» **Supplied entries**
▬▬▬
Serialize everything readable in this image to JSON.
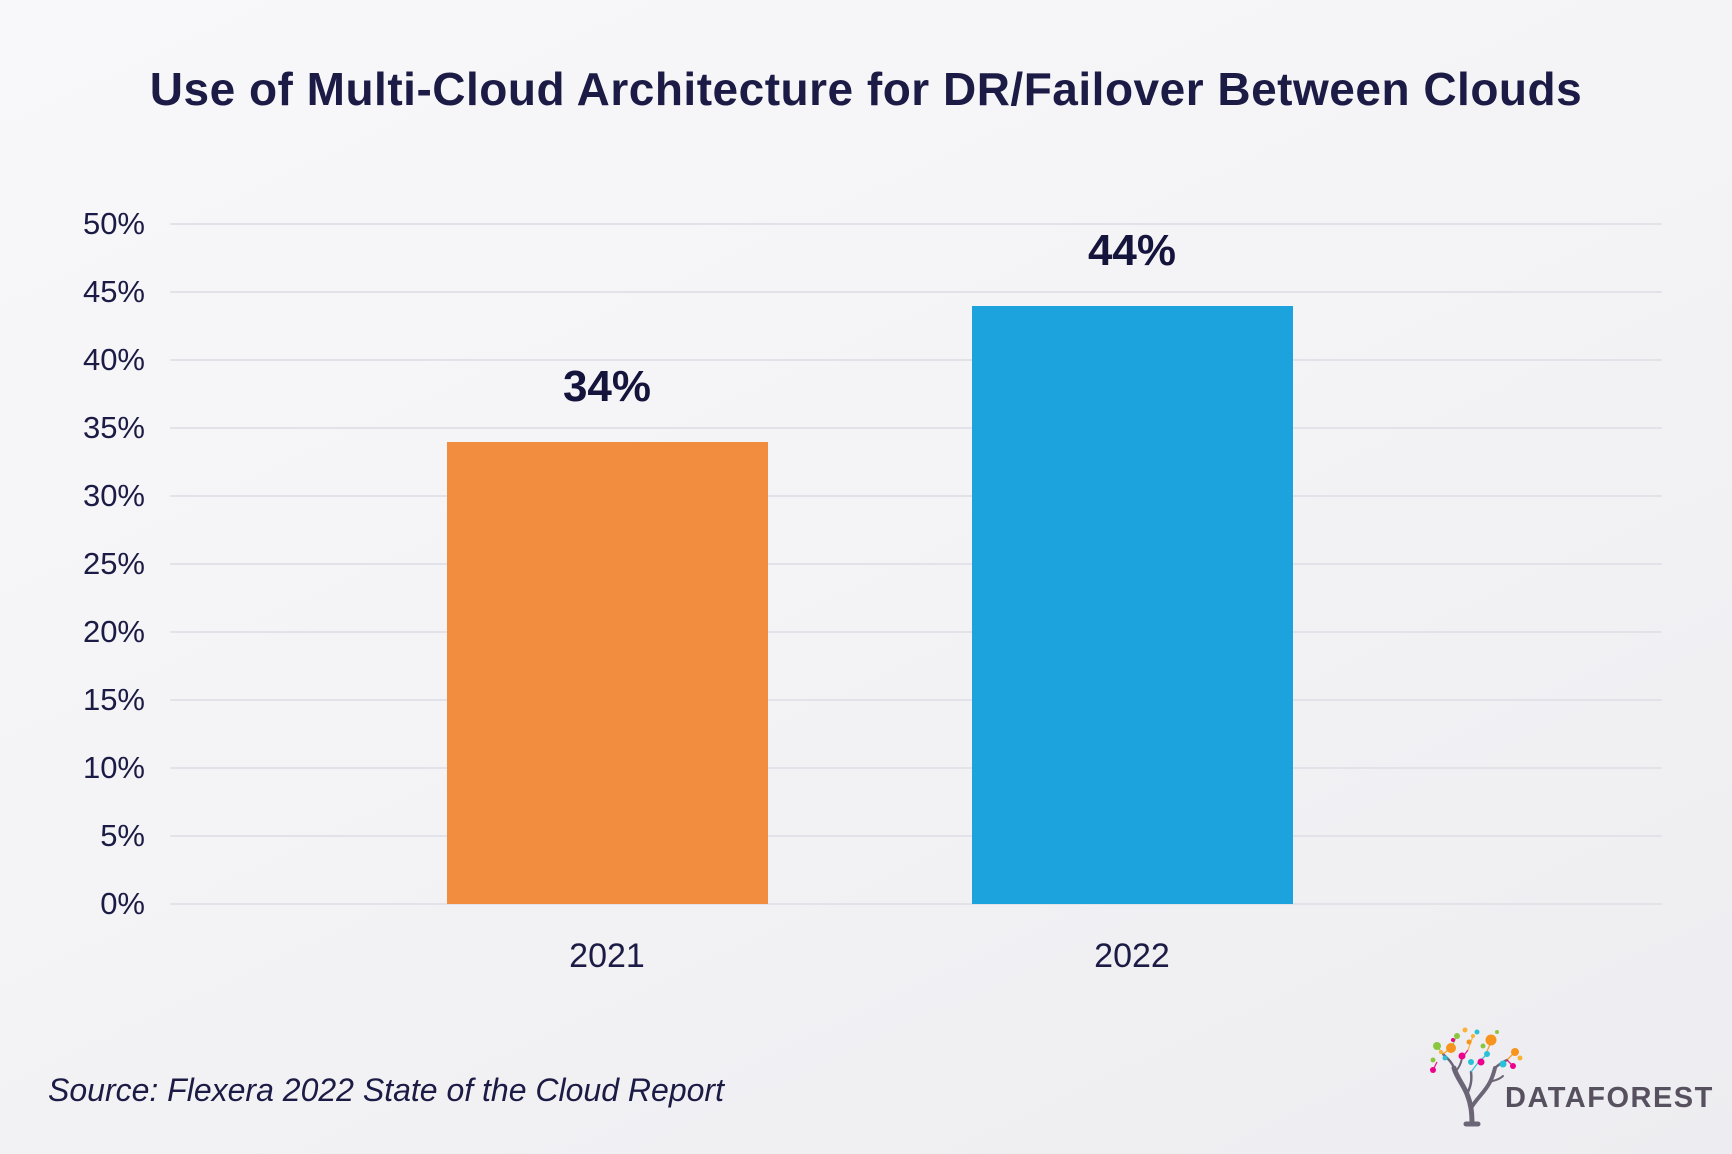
{
  "title": "Use of Multi-Cloud Architecture for DR/Failover Between Clouds",
  "source": "Source: Flexera 2022 State of the Cloud Report",
  "logo": {
    "brand": "DATAFOREST"
  },
  "colors": {
    "navy_text": "#1b1b45",
    "bar_2021_orange": "#F28C3E",
    "bar_2022_blue": "#1CA3DE",
    "gridline": "#e2e2e9",
    "logo_text": "#57515f",
    "background": "#f3f3f6"
  },
  "chart_data": {
    "type": "bar",
    "title": "Use of Multi-Cloud Architecture for DR/Failover Between Clouds",
    "categories": [
      "2021",
      "2022"
    ],
    "values": [
      34,
      44
    ],
    "value_labels": [
      "34%",
      "44%"
    ],
    "bar_colors": [
      "#F28C3E",
      "#1CA3DE"
    ],
    "xlabel": "",
    "ylabel": "",
    "ylim": [
      0,
      50
    ],
    "ytick_step": 5,
    "ytick_labels": [
      "0%",
      "5%",
      "10%",
      "15%",
      "20%",
      "25%",
      "30%",
      "35%",
      "40%",
      "45%",
      "50%"
    ],
    "grid": true,
    "legend": false,
    "source": "Source: Flexera 2022 State of the Cloud Report"
  }
}
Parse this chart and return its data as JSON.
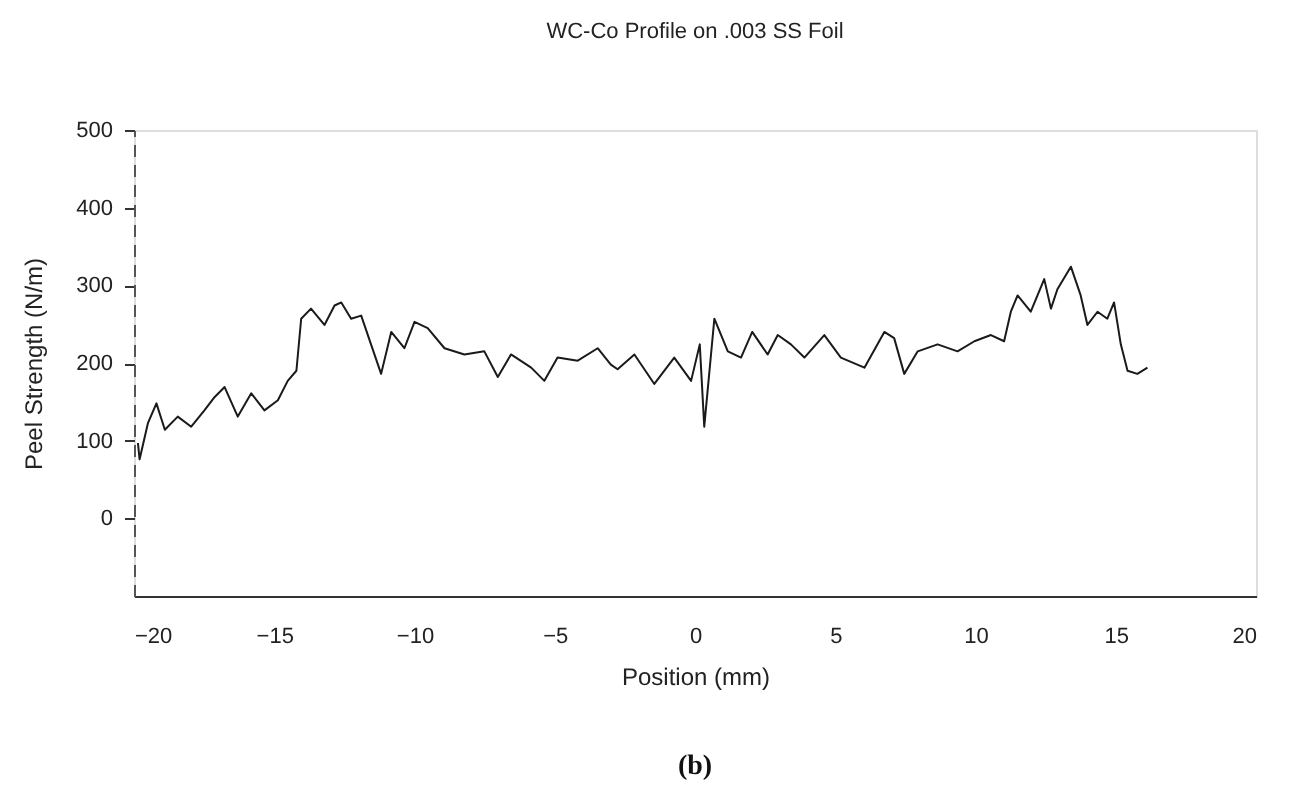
{
  "chart_data": {
    "type": "line",
    "title": "WC-Co Profile on .003 SS Foil",
    "xlabel": "Position   (mm)",
    "ylabel": "Peel Strength   (N/m)",
    "annotations": [
      "(b)"
    ],
    "x": [
      -19.86,
      -19.8,
      -19.5,
      -19.2,
      -18.9,
      -18.44,
      -17.96,
      -17.49,
      -17.13,
      -16.77,
      -16.3,
      -15.82,
      -15.35,
      -14.87,
      -14.52,
      -14.21,
      -14.04,
      -13.69,
      -13.21,
      -12.85,
      -12.61,
      -12.26,
      -11.9,
      -11.55,
      -11.19,
      -10.83,
      -10.36,
      -10.0,
      -9.53,
      -8.93,
      -8.22,
      -7.51,
      -7.03,
      -6.56,
      -5.84,
      -5.37,
      -4.9,
      -4.18,
      -3.47,
      -3.0,
      -2.76,
      -2.16,
      -1.45,
      -0.74,
      -0.14,
      0.17,
      0.33,
      0.69,
      1.17,
      1.64,
      2.04,
      2.59,
      2.95,
      3.42,
      3.9,
      4.61,
      5.2,
      6.04,
      6.75,
      7.1,
      7.46,
      7.94,
      8.65,
      9.36,
      9.96,
      10.55,
      11.02,
      11.26,
      11.5,
      11.97,
      12.45,
      12.69,
      12.92,
      13.4,
      13.75,
      13.99,
      14.35,
      14.7,
      14.94,
      15.18,
      15.42,
      15.77,
      16.13
    ],
    "series": [
      {
        "color": "#1a1a1a",
        "values": [
          97,
          76,
          123,
          148,
          114,
          131,
          118,
          139,
          156,
          169,
          131,
          161,
          139,
          152,
          177,
          190,
          257,
          270,
          249,
          274,
          278,
          257,
          261,
          224,
          186,
          240,
          219,
          253,
          245,
          219,
          211,
          215,
          182,
          211,
          194,
          177,
          207,
          203,
          219,
          198,
          192,
          211,
          173,
          207,
          177,
          224,
          118,
          257,
          215,
          207,
          240,
          211,
          236,
          224,
          207,
          236,
          207,
          194,
          240,
          232,
          186,
          215,
          224,
          215,
          228,
          236,
          228,
          266,
          287,
          266,
          308,
          270,
          295,
          324,
          287,
          249,
          266,
          257,
          278,
          224,
          190,
          186,
          194
        ]
      }
    ],
    "xlim": [
      -20,
      20
    ],
    "xticks": [
      -20,
      -15,
      -10,
      -5,
      0,
      5,
      10,
      15,
      20
    ],
    "ylim": [
      -100,
      500
    ],
    "yticks": [
      0,
      100,
      200,
      300,
      400,
      500
    ],
    "grid": false,
    "marker": "none",
    "line_style": "solid"
  }
}
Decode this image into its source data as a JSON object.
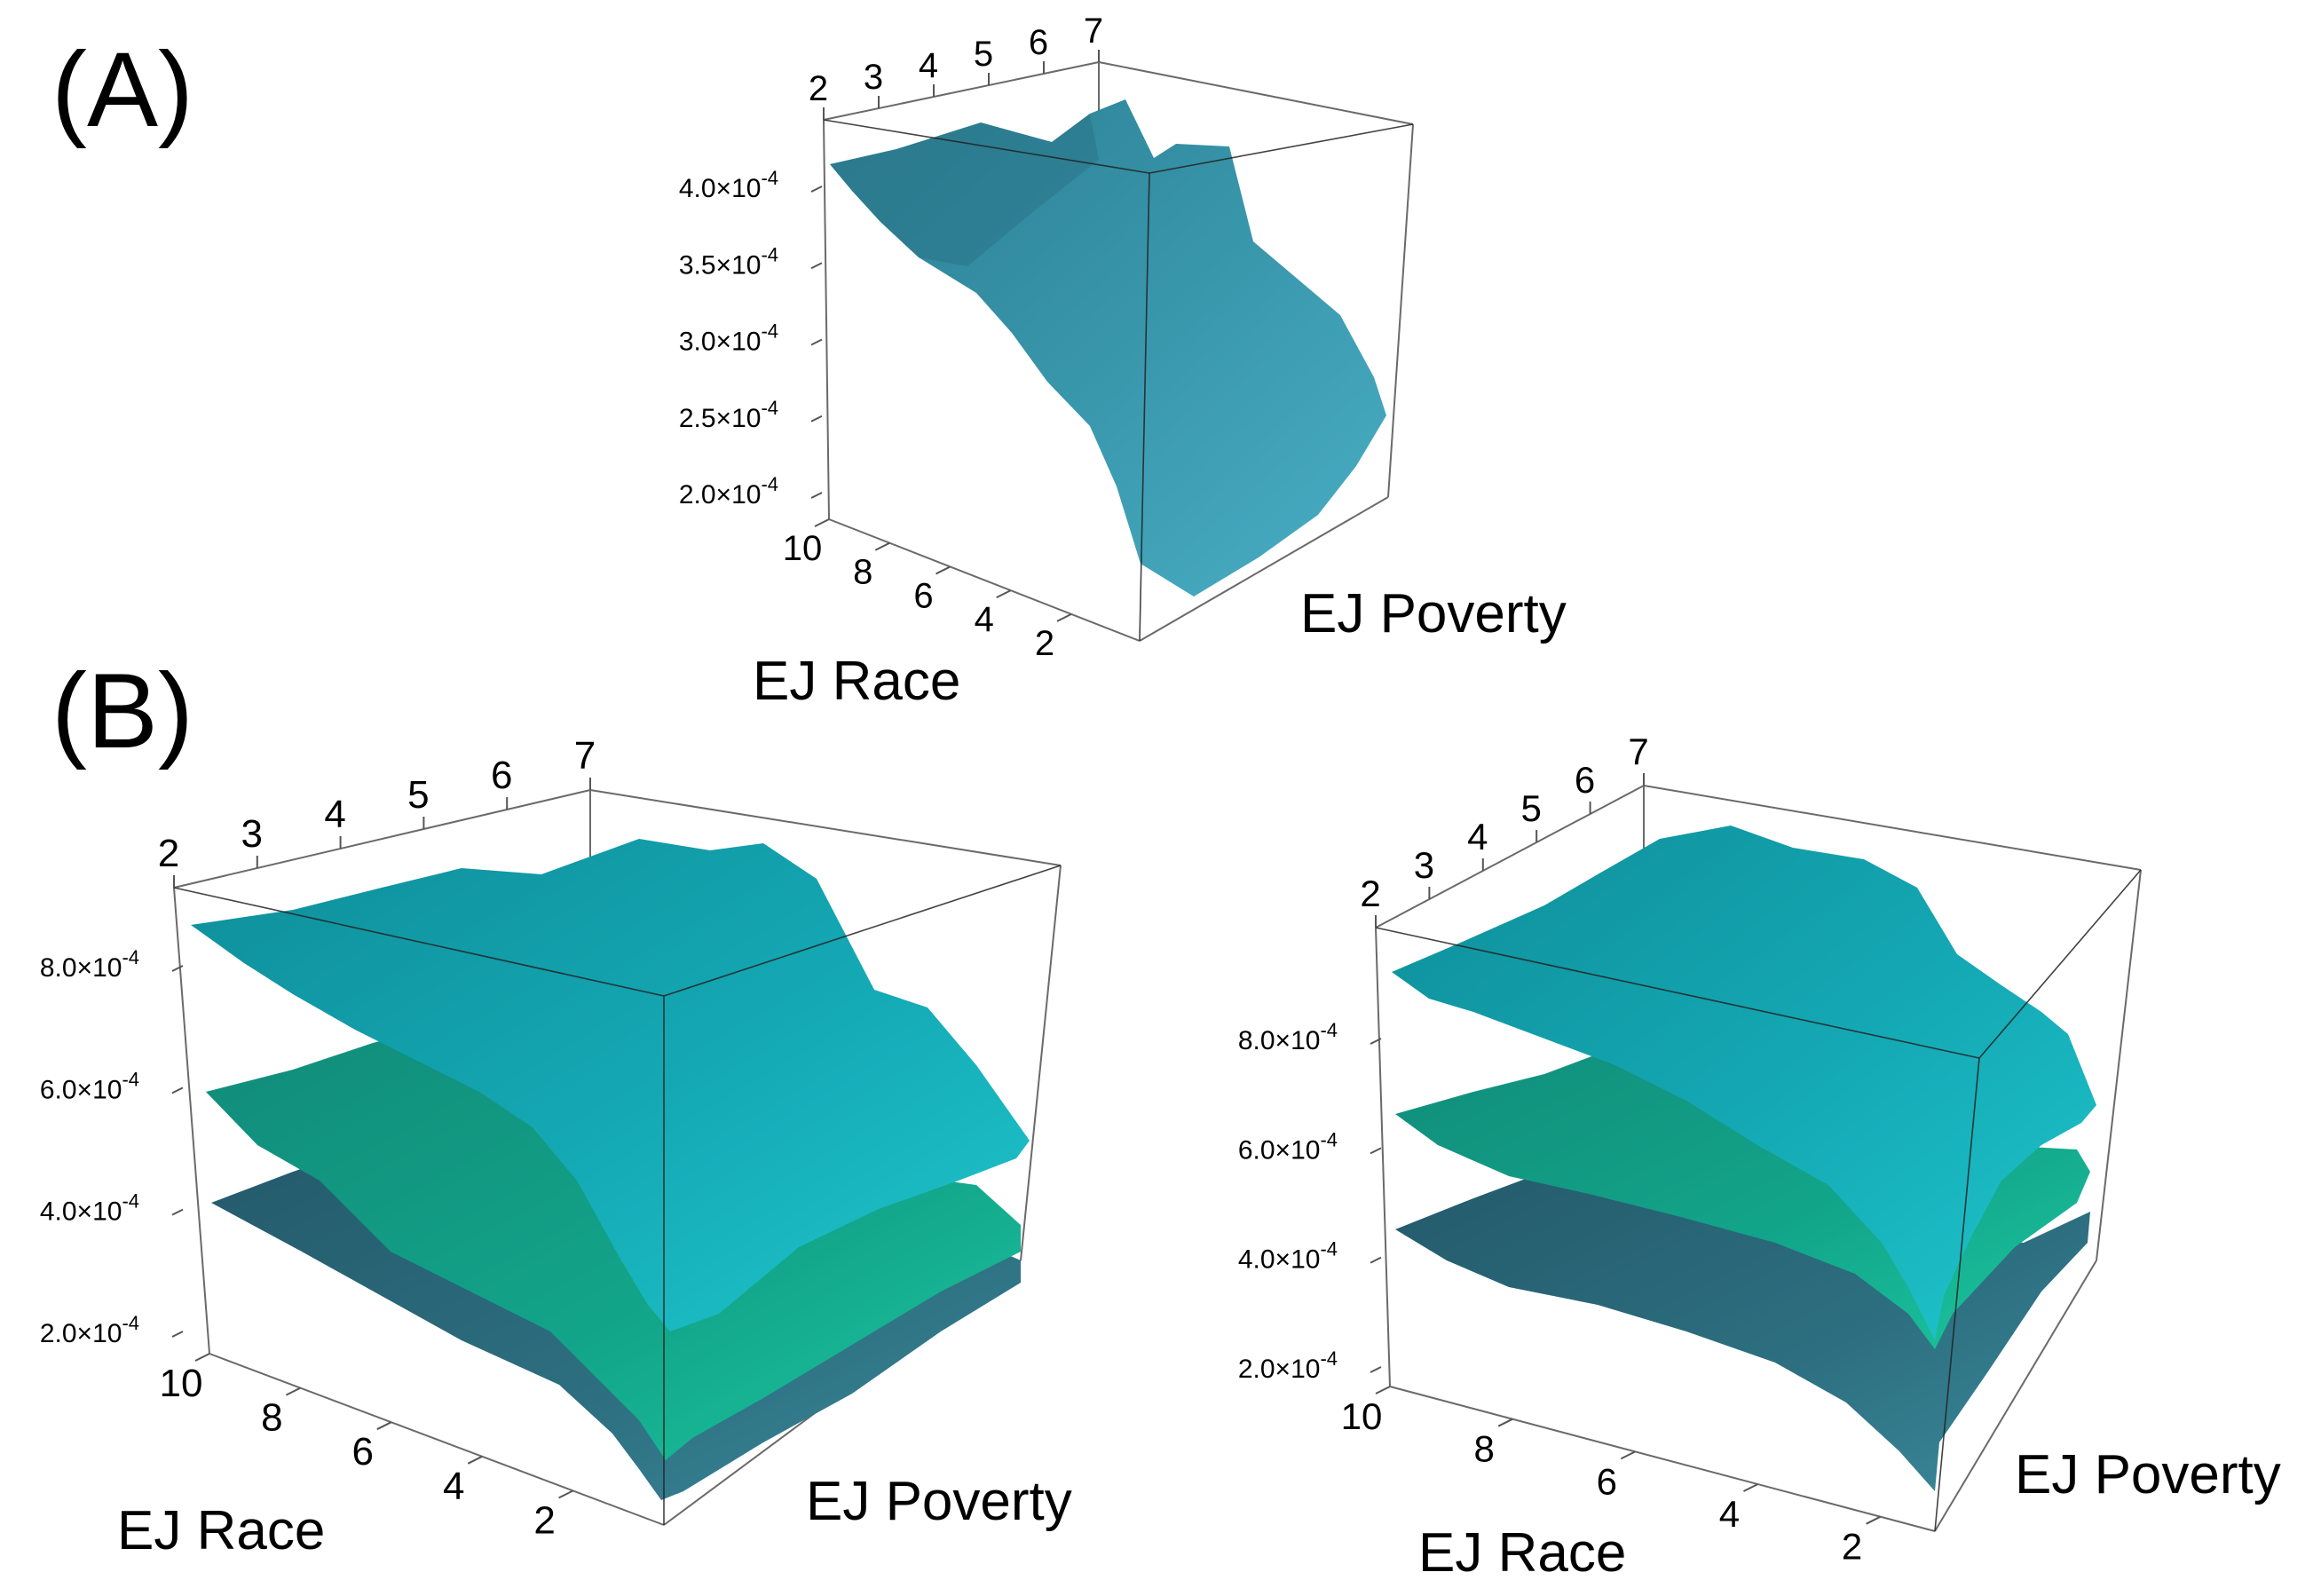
{
  "panels": {
    "a": {
      "label": "(A)"
    },
    "b": {
      "label": "(B)"
    }
  },
  "colors": {
    "surface_top": "#1aa5b3",
    "surface_middle": "#14a08a",
    "surface_bottom": "#2c6e7c",
    "surface_single": "#3a98ad",
    "box": "#6a6a6a"
  },
  "chart_data": [
    {
      "type": "surface3d",
      "panel": "(A)",
      "xlabel": "EJ Poverty",
      "ylabel": "EJ Race",
      "x_ticks": [
        "2",
        "3",
        "4",
        "5",
        "6",
        "7"
      ],
      "y_ticks": [
        "10",
        "8",
        "6",
        "4",
        "2"
      ],
      "z_ticks": [
        "2.0×10",
        "2.5×10",
        "3.0×10",
        "3.5×10",
        "4.0×10"
      ],
      "z_tick_exponent": "-4",
      "z_tick_values": [
        0.0002,
        0.00025,
        0.0003,
        0.00035,
        0.0004
      ],
      "xlim": [
        2,
        7
      ],
      "ylim": [
        1,
        10
      ],
      "zlim": [
        0.00019,
        0.00042
      ],
      "series": [
        {
          "values": [
            0.00041,
            0.00035,
            0.00028,
            0.0002
          ]
        }
      ]
    },
    {
      "type": "surface3d",
      "panel": "(B) left",
      "xlabel": "EJ Poverty",
      "ylabel": "EJ Race",
      "x_ticks": [
        "2",
        "3",
        "4",
        "5",
        "6",
        "7"
      ],
      "y_ticks": [
        "10",
        "8",
        "6",
        "4",
        "2"
      ],
      "z_ticks": [
        "2.0×10",
        "4.0×10",
        "6.0×10",
        "8.0×10"
      ],
      "z_tick_exponent": "-4",
      "z_tick_values": [
        0.0002,
        0.0004,
        0.0006,
        0.0008
      ],
      "xlim": [
        2,
        7
      ],
      "ylim": [
        1,
        10
      ],
      "zlim": [
        0.00015,
        0.00092
      ],
      "series": [
        {
          "values": [
            0.00085,
            0.00065,
            0.0004
          ]
        },
        {
          "values": [
            0.0006,
            0.00045,
            0.0003
          ]
        },
        {
          "values": [
            0.00043,
            0.00032,
            0.00022
          ]
        }
      ]
    },
    {
      "type": "surface3d",
      "panel": "(B) right",
      "xlabel": "EJ Poverty",
      "ylabel": "EJ Race",
      "x_ticks": [
        "2",
        "3",
        "4",
        "5",
        "6",
        "7"
      ],
      "y_ticks": [
        "10",
        "8",
        "6",
        "4",
        "2"
      ],
      "z_ticks": [
        "2.0×10",
        "4.0×10",
        "6.0×10",
        "8.0×10"
      ],
      "z_tick_exponent": "-4",
      "z_tick_values": [
        0.0002,
        0.0004,
        0.0006,
        0.0008
      ],
      "xlim": [
        2,
        7
      ],
      "ylim": [
        1,
        10
      ],
      "zlim": [
        0.00015,
        0.00092
      ],
      "series": [
        {
          "values": [
            0.00088,
            0.00068,
            0.00038
          ]
        },
        {
          "values": [
            0.00062,
            0.00046,
            0.00028
          ]
        },
        {
          "values": [
            0.00044,
            0.00033,
            0.0002
          ]
        }
      ]
    }
  ]
}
▬▬▬
» **What you should do**
Scan the listing above. Gather each line that contains the word "Clouds".

» **Complete answer**
  "title": "Use of Multi-Cloud Architecture for DR/Failover Between Clouds",
    "title": "Use of Multi-Cloud Architecture for DR/Failover Between Clouds",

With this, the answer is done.